## [Brief]
In the forum thread about Alberson's bees, what chance does Kingfisher Apiaries give that brushing the swarm into the bucket will work?

## [Quoted passage]
# Alberson's bees



## rob.bees (Mar 17, 2011)

WoW! Longview? Bet the vehicle owner was scratching their head when they saw that!!


----------



## Risky Beesness (Dec 29, 2010)

That is pretty cool. So I take it that the queen is in the bucket?


----------



## Adrian Quiney WI (Sep 14, 2007)

Yes, looks like the queen is in the bucket, stuck fast in the bucket, making it a Bucketfast queen :lookout:


----------



## RiodeLobo (Oct 11, 2010)

Adrian Quiney WI said:


> Yes, looks like the queen is in the bucket, stuck fast in the bucket, making it a Bucketfast queen :lookout:


So much cheese that I couldn't stop laughing:lpf:.


----------



## NasalSponge (Jul 22, 2008)

Now that was funny!!


----------



## Pyrotechnician (Feb 21, 2011)

I am curious as to how to remove a swarm like this, a brush? Remember newbee here.


----------



## HONEYDEW (Mar 9, 2007)

Looks like a new way for the police to keep people from driving impounded cars..Nice big swarm


----------



## NasalSponge (Jul 22, 2008)

Hey Pyro, yes it looks like he used a brush, you can see it in the fore ground of the last picture.


----------



## Kingfisher Apiaries (Jan 16, 2010)

Used a brush...NOBODY USE THE BUCKET!!! I suffocated almost all of them :thumbsdown:. Always will be another one!
Here is a link with more pix....
http://longview.kltv.com/news/environment/bees-swarm-longview-shopping-center/54282

May get a tv interview out of it....guy was going to swing by this PM but did not get a chance. I was at work anyways....

mike


----------



## The Soap Pixie (Mar 15, 2010)

Wow!

I'm curious how that works as well. Do you have to locate the queen and scoop her into the bucket first in order to get the other girls to follow? I'm always impressed with those of you who retrieve swarms. I'm going to look funny the day my hive swarms and I'm calling someone else to get my swarm. LOL!


----------



## Kingfisher Apiaries (Jan 16, 2010)

Tried to find the queen....but could not. I just start brushing them like crazy as and get as many in the bucket...50/50 chance that it will work....sometimes it doesnt. I always just hope she gets in...otherwise it is double the time. 
mike


----------



## Kingfisher Apiaries (Jan 16, 2010)

If anybody saw the KLTV story this PM that was us. Not very accurate as usual. 

mike


----------



## Kingfisher Apiaries (Jan 16, 2010)

I have a interview airing on KLTV 7 at 10:00 and in the morning. 

mike


----------



## NasalSponge (Jul 22, 2008)

Very cool Kingfisher!!

SOAP!! you MUST try it, it is absolutely the best thing about beekeeping!! The funnest thing ever and look....you might even get on TV!!


----------



## Kingfisher Apiaries (Jan 16, 2010)

Will send a link to the video as soon as it gets released.

mike


----------



## Kingfisher Apiaries (Jan 16, 2010)

http://www.kltv.com/global/Category.asp?c=194395&clipId=5684356&topVideoCatNo=66626&autoStart=true


----------



## PeteBridwell (Nov 10, 2010)

Nice! Great job on the interview, BTW.


----------



## NasalSponge (Jul 22, 2008)

## [Extracted information]
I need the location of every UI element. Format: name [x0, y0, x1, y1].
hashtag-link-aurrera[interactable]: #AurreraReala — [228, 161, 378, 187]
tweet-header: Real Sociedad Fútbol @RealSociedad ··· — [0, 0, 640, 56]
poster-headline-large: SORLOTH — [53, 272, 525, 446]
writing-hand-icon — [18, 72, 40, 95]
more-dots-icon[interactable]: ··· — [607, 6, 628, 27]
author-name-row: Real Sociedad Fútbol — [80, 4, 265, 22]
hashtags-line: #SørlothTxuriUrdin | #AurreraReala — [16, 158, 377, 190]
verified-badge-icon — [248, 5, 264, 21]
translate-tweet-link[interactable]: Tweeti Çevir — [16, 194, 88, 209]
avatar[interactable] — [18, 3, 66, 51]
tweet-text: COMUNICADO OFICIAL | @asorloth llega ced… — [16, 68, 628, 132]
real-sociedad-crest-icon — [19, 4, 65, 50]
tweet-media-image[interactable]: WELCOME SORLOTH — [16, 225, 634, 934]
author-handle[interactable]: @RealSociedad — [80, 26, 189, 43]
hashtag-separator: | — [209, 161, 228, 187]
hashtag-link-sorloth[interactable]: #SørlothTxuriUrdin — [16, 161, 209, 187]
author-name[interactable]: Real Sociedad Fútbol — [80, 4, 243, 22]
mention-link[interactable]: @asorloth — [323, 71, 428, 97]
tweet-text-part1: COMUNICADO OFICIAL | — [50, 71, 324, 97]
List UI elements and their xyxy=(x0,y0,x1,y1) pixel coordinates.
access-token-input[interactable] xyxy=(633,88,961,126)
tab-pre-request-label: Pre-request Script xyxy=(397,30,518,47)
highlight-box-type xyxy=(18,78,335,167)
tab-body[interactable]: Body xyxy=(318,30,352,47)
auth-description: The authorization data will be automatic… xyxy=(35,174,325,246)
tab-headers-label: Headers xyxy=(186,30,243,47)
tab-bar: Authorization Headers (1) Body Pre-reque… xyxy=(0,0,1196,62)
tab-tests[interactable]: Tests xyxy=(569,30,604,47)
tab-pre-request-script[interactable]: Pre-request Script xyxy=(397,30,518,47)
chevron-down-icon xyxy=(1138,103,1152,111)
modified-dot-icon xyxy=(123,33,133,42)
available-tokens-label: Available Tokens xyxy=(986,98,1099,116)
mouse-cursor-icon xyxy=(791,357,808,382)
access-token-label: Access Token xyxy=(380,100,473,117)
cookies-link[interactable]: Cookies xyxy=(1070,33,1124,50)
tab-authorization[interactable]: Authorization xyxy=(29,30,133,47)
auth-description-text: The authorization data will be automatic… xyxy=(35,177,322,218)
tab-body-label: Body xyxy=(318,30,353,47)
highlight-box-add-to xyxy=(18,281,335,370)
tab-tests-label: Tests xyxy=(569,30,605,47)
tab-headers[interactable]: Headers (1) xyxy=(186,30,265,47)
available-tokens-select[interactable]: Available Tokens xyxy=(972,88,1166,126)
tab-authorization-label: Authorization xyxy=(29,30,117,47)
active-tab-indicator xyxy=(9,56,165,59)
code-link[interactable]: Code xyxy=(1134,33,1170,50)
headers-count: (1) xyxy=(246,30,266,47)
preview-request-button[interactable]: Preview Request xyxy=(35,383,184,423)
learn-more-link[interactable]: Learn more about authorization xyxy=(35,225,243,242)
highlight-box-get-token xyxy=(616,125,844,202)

## [Complete output]
A 50/50 chance.